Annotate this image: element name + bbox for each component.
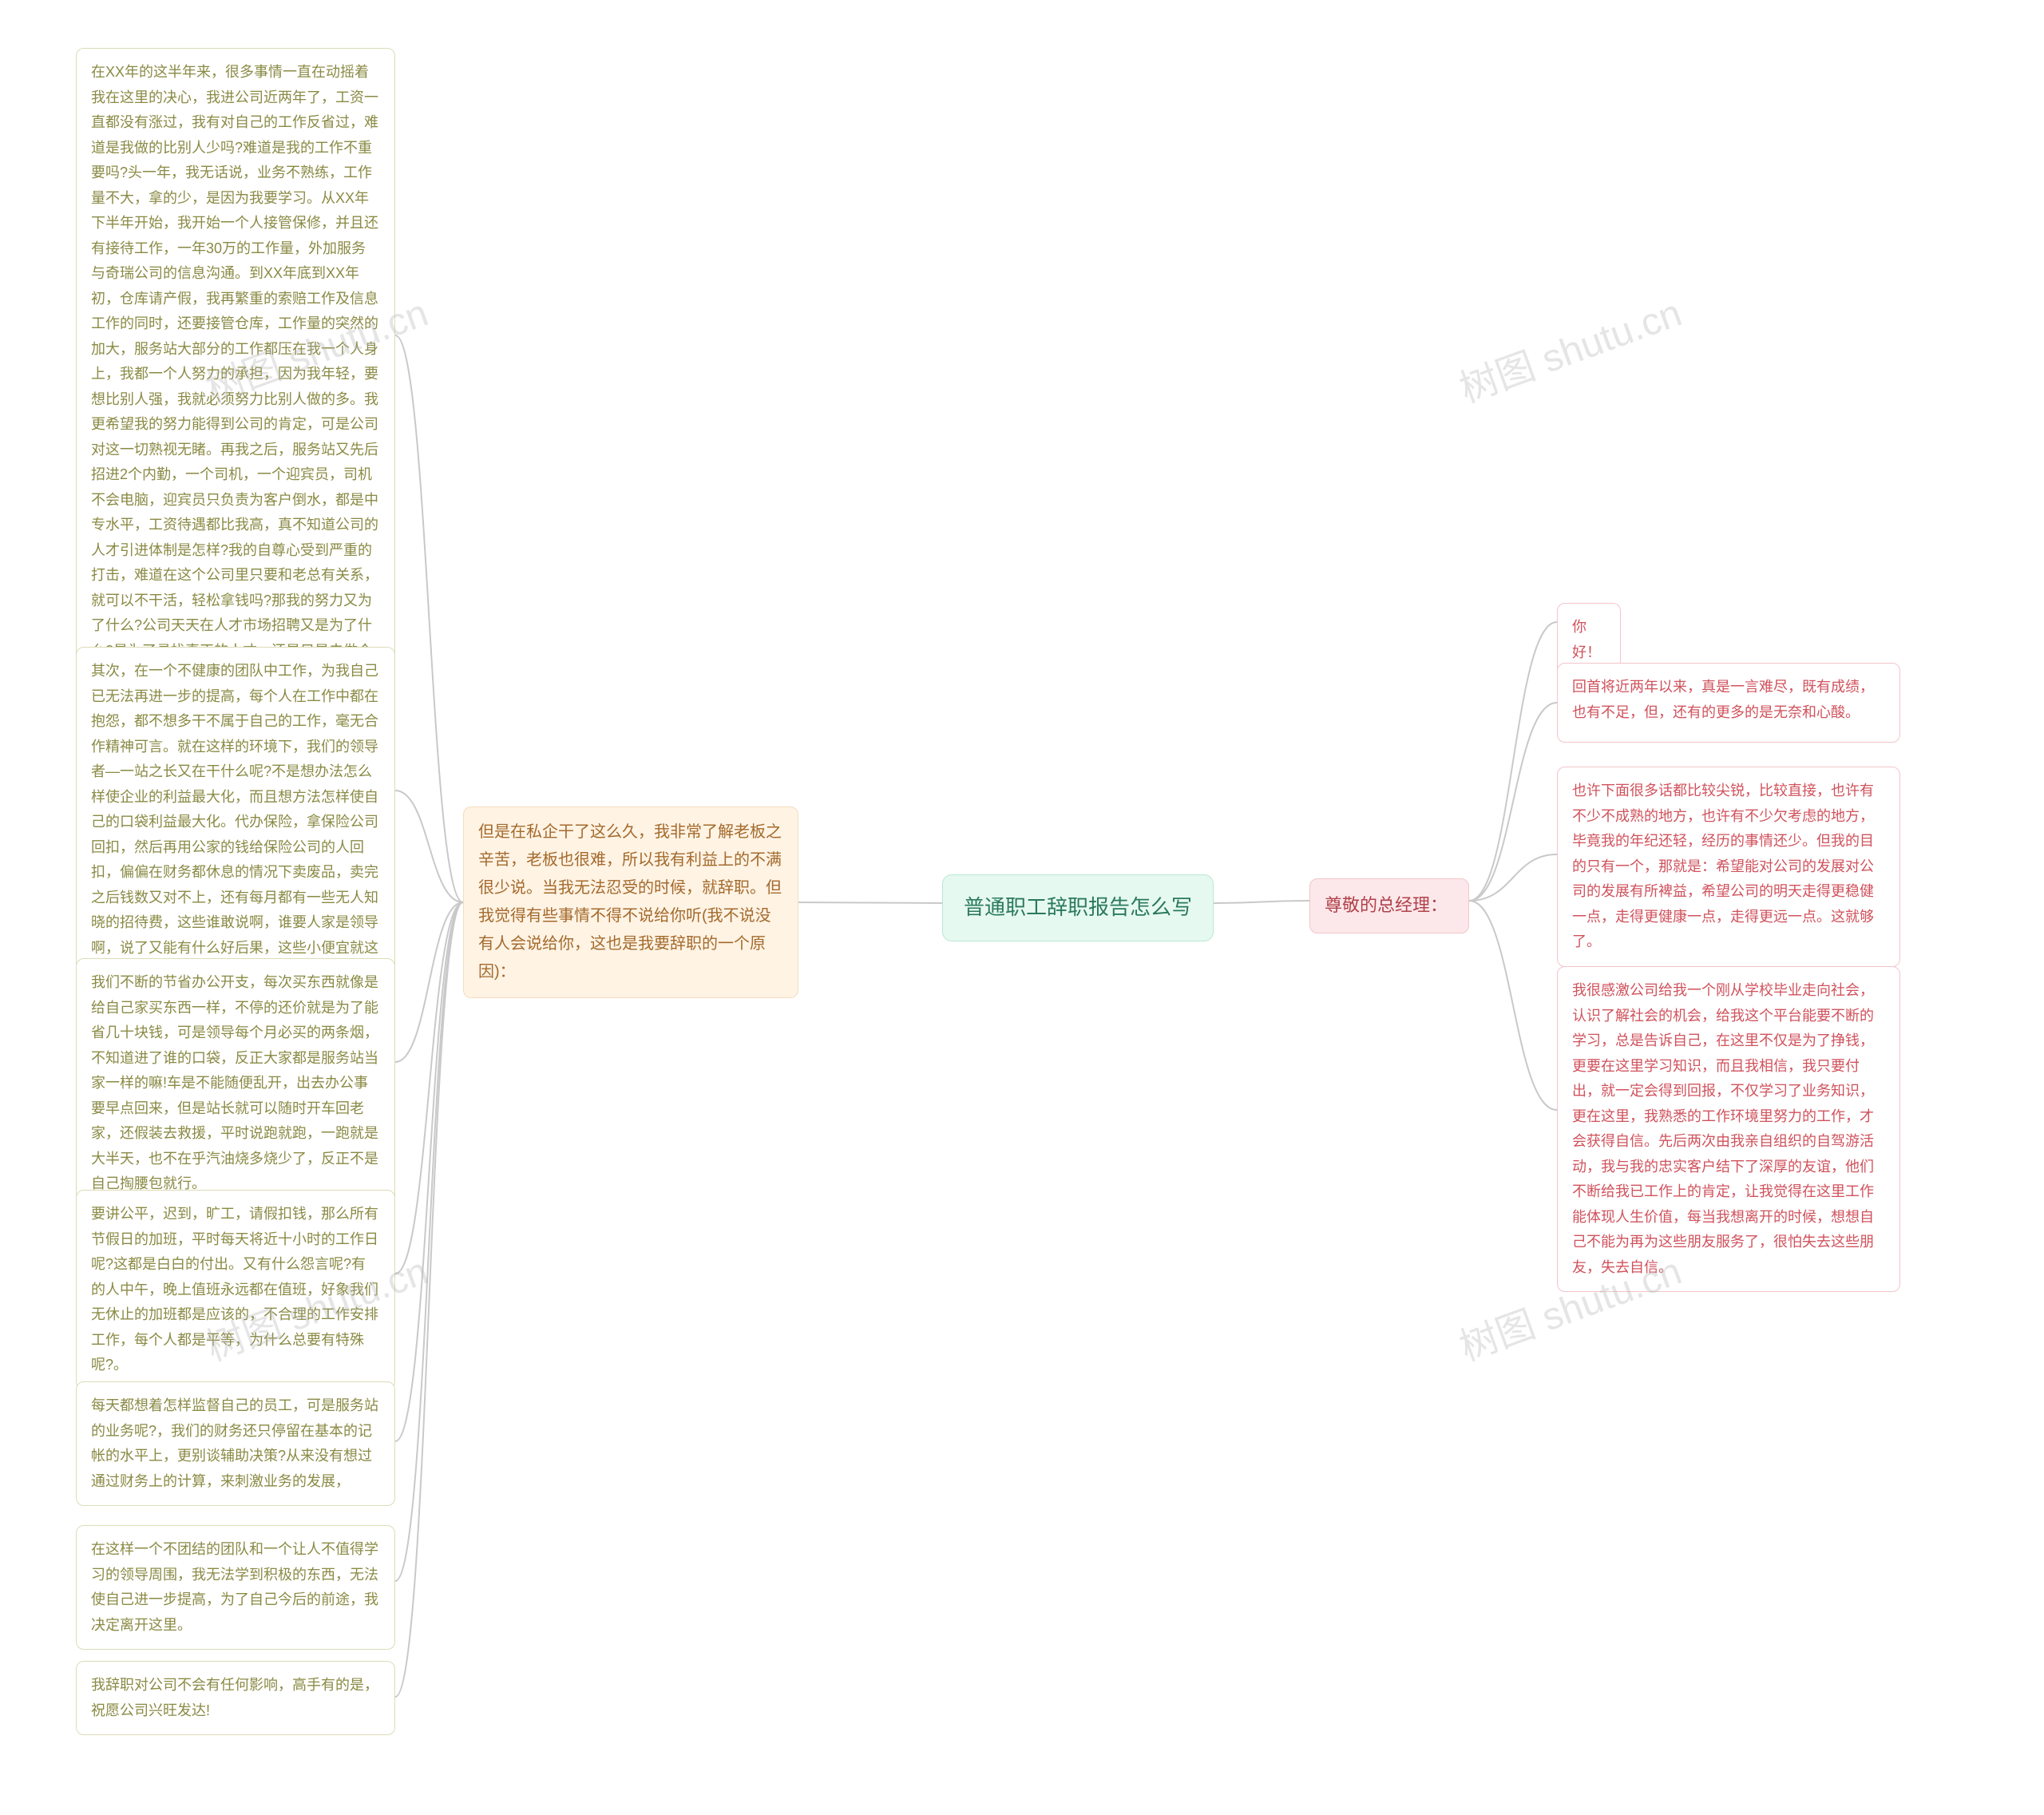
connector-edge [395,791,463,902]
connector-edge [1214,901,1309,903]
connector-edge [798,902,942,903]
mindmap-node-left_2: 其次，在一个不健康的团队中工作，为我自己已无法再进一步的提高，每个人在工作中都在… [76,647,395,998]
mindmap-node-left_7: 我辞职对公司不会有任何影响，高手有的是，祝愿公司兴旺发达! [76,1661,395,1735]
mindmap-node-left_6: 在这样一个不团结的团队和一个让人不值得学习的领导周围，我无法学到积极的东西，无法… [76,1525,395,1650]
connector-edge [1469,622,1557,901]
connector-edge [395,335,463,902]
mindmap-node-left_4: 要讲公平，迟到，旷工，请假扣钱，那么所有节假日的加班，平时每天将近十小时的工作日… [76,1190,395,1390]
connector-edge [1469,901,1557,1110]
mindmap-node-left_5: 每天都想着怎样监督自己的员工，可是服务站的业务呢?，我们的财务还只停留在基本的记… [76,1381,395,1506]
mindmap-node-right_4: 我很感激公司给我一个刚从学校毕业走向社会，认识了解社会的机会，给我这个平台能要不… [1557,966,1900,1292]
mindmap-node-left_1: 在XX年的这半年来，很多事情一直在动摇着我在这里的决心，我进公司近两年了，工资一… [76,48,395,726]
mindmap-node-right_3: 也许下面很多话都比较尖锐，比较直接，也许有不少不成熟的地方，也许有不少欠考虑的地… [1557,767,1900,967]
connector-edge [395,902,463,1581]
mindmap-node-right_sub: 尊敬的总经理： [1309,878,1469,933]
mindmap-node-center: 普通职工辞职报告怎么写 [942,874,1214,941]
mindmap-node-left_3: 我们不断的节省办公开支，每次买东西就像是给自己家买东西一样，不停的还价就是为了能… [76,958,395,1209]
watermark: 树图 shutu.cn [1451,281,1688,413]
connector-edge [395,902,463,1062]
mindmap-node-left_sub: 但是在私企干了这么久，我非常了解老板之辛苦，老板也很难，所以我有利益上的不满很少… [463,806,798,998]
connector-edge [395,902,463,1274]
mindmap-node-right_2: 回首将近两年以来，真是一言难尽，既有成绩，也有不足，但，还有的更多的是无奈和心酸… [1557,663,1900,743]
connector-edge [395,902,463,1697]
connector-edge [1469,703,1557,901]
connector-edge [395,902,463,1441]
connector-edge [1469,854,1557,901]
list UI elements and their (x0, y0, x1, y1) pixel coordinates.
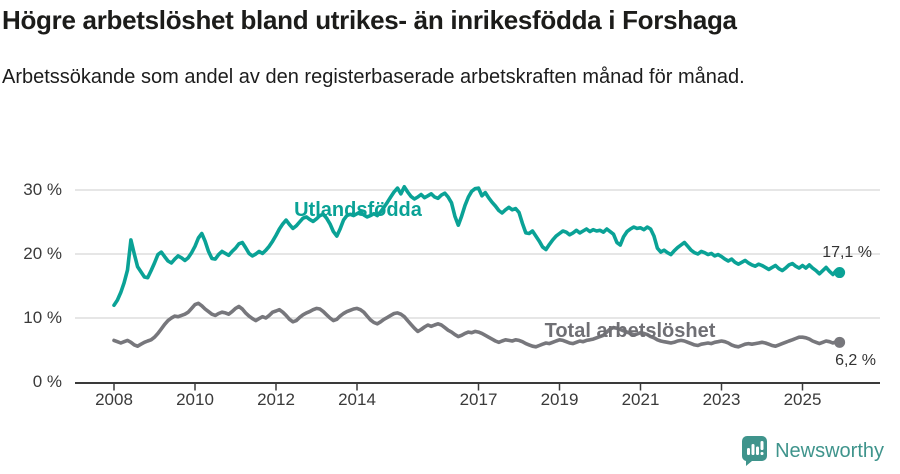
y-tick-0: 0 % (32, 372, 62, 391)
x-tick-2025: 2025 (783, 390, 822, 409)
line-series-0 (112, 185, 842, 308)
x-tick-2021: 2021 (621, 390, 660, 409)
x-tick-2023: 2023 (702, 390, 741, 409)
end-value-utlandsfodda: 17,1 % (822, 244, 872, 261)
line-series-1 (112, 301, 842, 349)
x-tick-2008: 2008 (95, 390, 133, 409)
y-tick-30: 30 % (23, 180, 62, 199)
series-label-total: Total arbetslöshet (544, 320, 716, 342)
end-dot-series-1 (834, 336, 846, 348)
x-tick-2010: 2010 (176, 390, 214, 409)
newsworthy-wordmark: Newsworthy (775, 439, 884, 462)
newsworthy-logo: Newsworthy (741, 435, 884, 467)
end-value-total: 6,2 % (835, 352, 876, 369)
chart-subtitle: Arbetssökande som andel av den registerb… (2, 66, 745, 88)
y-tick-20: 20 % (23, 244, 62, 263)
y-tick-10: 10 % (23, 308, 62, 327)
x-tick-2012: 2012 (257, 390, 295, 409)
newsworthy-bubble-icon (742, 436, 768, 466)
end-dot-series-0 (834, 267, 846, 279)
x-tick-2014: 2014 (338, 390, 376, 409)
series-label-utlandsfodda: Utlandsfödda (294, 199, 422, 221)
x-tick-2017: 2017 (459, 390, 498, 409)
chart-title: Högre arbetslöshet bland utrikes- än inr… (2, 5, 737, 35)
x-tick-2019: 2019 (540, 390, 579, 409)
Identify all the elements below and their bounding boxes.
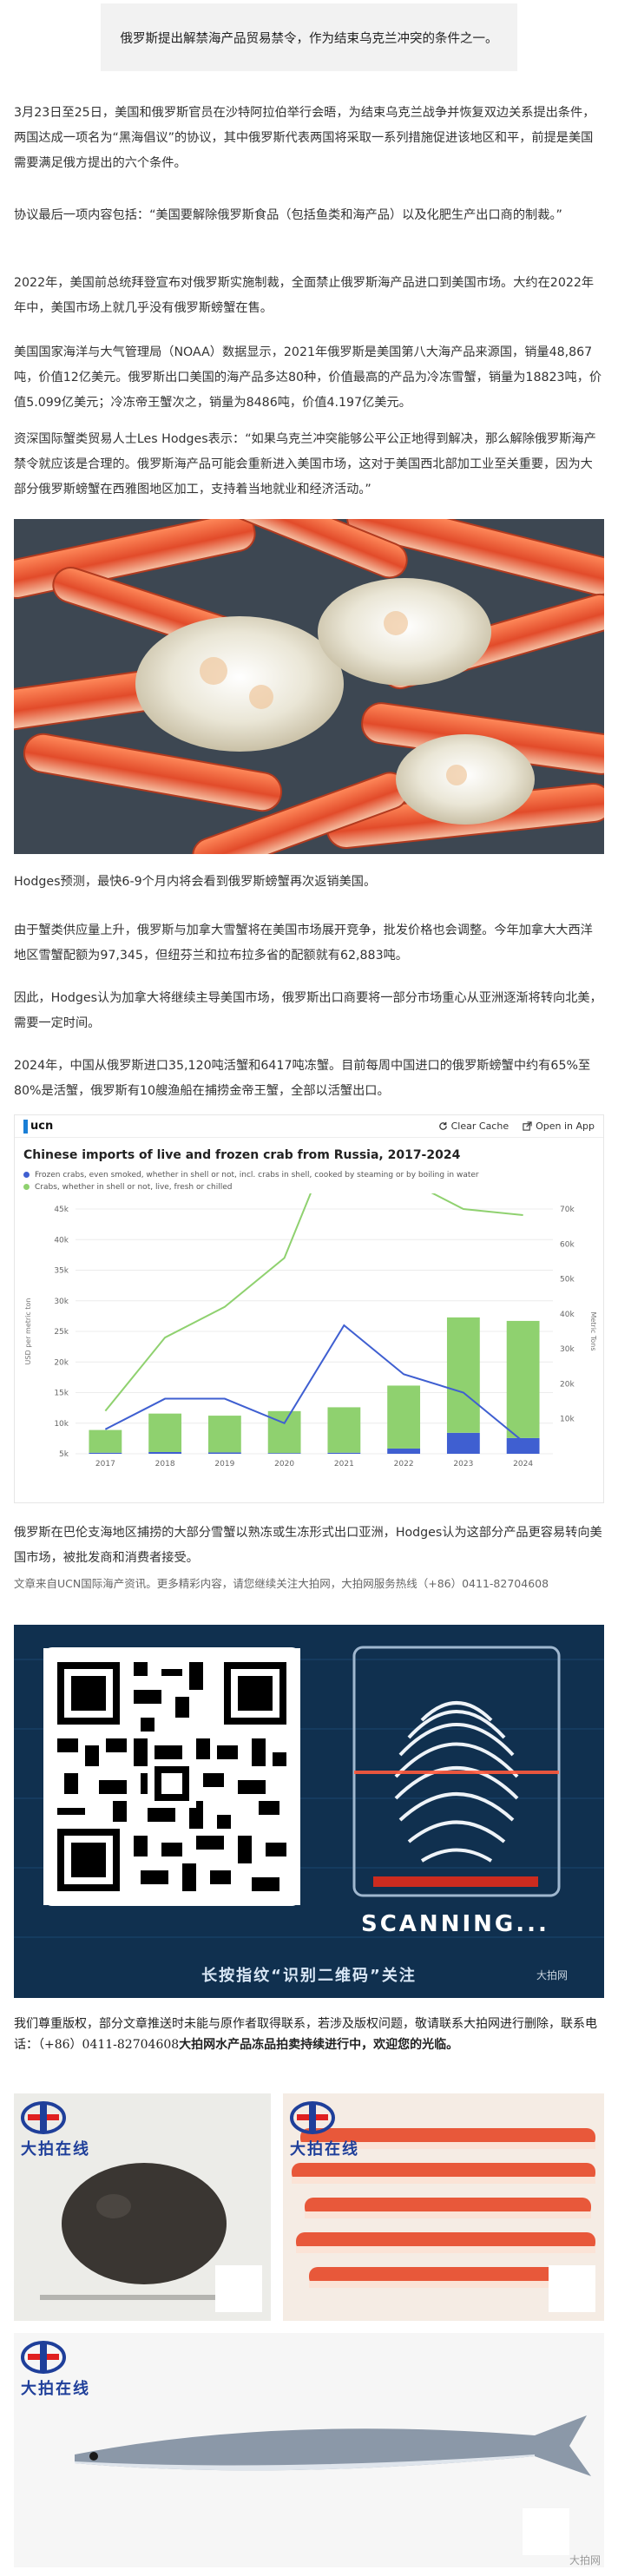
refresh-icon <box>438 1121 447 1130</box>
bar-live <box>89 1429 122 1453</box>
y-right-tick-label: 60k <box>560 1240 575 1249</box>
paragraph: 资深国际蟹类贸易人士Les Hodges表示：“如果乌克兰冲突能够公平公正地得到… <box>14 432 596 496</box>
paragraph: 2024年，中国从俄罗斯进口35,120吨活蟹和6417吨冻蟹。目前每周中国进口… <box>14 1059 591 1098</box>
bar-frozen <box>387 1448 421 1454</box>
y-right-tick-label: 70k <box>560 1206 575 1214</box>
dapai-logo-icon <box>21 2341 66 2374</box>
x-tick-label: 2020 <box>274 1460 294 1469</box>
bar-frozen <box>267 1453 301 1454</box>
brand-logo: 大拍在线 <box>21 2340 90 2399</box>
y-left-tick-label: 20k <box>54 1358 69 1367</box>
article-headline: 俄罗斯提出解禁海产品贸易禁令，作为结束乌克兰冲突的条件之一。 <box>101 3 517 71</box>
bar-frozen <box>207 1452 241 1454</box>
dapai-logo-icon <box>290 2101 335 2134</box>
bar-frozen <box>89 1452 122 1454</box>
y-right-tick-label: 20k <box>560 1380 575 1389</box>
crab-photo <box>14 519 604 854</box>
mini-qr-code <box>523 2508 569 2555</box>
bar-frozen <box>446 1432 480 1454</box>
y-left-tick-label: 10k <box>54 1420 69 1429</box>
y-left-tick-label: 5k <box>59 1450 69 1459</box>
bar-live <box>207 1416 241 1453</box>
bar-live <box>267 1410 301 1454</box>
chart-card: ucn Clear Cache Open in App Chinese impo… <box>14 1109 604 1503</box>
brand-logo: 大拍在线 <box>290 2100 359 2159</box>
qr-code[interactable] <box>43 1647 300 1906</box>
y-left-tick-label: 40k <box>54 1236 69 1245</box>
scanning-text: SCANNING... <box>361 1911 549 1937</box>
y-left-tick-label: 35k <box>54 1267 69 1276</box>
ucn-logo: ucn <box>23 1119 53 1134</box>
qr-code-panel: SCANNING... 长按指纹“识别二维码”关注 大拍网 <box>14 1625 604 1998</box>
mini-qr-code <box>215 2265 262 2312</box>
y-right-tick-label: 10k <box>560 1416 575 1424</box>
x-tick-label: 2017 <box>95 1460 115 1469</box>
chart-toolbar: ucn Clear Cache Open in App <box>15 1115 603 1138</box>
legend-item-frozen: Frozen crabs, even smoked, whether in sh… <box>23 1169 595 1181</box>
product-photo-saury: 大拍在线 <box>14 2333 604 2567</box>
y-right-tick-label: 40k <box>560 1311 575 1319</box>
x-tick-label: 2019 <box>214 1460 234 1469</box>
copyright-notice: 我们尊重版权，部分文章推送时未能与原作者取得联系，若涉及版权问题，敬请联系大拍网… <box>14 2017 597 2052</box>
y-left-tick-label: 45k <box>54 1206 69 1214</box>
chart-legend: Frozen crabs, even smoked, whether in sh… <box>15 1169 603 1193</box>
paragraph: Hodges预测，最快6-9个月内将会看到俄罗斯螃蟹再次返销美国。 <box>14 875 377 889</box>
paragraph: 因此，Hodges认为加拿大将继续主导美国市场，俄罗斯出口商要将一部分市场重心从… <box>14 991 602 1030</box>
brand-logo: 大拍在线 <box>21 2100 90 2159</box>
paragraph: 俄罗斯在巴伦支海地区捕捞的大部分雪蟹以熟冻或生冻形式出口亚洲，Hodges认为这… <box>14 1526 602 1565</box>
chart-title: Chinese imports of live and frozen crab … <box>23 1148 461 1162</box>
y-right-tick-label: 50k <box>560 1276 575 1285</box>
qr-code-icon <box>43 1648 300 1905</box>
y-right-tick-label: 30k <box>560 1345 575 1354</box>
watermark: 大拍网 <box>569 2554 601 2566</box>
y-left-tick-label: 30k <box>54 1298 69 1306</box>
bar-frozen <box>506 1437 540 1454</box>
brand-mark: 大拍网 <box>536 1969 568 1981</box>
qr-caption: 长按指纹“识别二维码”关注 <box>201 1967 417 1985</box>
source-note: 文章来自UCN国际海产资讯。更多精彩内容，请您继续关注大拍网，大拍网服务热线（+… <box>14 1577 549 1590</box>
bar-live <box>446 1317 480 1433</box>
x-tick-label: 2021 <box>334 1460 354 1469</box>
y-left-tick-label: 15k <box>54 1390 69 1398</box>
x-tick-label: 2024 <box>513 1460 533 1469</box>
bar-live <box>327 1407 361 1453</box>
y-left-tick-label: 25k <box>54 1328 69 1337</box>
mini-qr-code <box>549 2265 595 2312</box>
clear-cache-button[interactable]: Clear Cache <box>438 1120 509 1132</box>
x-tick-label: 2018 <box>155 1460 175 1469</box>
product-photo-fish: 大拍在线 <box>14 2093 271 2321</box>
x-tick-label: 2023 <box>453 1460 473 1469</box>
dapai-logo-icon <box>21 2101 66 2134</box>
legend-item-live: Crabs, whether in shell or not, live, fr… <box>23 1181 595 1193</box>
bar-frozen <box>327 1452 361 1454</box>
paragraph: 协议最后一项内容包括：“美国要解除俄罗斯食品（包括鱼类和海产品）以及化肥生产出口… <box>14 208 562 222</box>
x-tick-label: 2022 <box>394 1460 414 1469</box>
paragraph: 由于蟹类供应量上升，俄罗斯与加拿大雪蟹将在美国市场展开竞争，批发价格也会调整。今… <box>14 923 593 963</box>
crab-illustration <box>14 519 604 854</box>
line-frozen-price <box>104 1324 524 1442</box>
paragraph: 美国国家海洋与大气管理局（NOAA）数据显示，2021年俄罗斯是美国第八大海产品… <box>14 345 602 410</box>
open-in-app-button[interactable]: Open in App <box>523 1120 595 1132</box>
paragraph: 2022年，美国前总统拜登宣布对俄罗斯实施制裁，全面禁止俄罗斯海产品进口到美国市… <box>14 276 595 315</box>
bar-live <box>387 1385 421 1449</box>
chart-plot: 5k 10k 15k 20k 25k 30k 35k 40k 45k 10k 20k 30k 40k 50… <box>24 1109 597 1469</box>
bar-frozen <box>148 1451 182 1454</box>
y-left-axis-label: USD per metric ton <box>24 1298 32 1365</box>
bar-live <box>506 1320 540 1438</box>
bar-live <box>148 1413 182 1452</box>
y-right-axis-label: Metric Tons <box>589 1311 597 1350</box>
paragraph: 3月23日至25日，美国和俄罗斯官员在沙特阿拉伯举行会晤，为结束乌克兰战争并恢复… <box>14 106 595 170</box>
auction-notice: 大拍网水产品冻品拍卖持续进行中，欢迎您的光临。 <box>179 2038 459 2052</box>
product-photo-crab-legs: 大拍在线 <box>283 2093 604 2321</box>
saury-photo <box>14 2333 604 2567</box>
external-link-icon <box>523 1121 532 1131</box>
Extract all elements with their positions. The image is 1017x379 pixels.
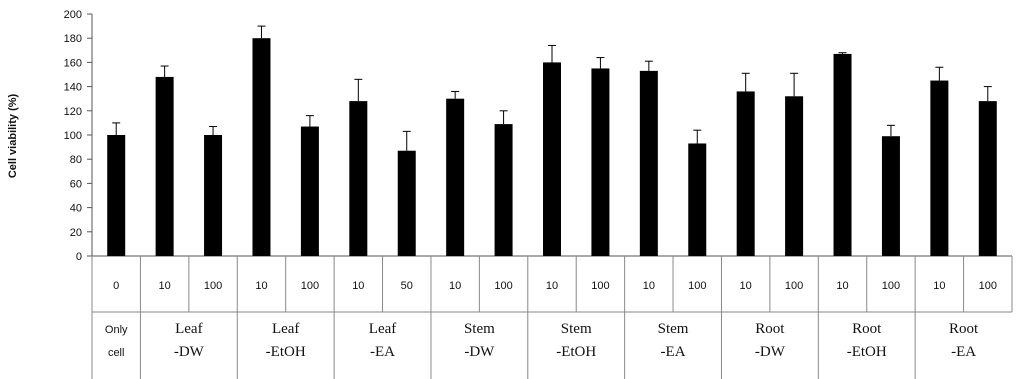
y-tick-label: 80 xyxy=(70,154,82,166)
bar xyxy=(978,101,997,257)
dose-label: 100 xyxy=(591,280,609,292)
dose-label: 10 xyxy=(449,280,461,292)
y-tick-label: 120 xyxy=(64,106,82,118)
● ● ● ●
> **Stated exercise**
Repeat word for word the lines starting at the one containing "connector-edge [395,791,463,902]" and ending at the one containing "mindmap-node-right_sub: 尊敬的总经理： [1309,878,1469,933]", including both of those lines.

> **Answer for the task**
connector-edge [395,791,463,902]
connector-edge [1214,901,1309,903]
connector-edge [798,902,942,903]
mindmap-node-left_2: 其次，在一个不健康的团队中工作，为我自己已无法再进一步的提高，每个人在工作中都在… [76,647,395,998]
mindmap-node-left_7: 我辞职对公司不会有任何影响，高手有的是，祝愿公司兴旺发达! [76,1661,395,1735]
mindmap-node-left_6: 在这样一个不团结的团队和一个让人不值得学习的领导周围，我无法学到积极的东西，无法… [76,1525,395,1650]
connector-edge [1469,622,1557,901]
connector-edge [395,335,463,902]
mindmap-node-left_4: 要讲公平，迟到，旷工，请假扣钱，那么所有节假日的加班，平时每天将近十小时的工作日… [76,1190,395,1390]
connector-edge [1469,901,1557,1110]
mindmap-node-left_5: 每天都想着怎样监督自己的员工，可是服务站的业务呢?，我们的财务还只停留在基本的记… [76,1381,395,1506]
mindmap-node-right_4: 我很感激公司给我一个刚从学校毕业走向社会，认识了解社会的机会，给我这个平台能要不… [1557,966,1900,1292]
mindmap-node-left_1: 在XX年的这半年来，很多事情一直在动摇着我在这里的决心，我进公司近两年了，工资一… [76,48,395,726]
mindmap-node-right_3: 也许下面很多话都比较尖锐，比较直接，也许有不少不成熟的地方，也许有不少欠考虑的地… [1557,767,1900,967]
connector-edge [395,902,463,1581]
mindmap-node-right_sub: 尊敬的总经理： [1309,878,1469,933]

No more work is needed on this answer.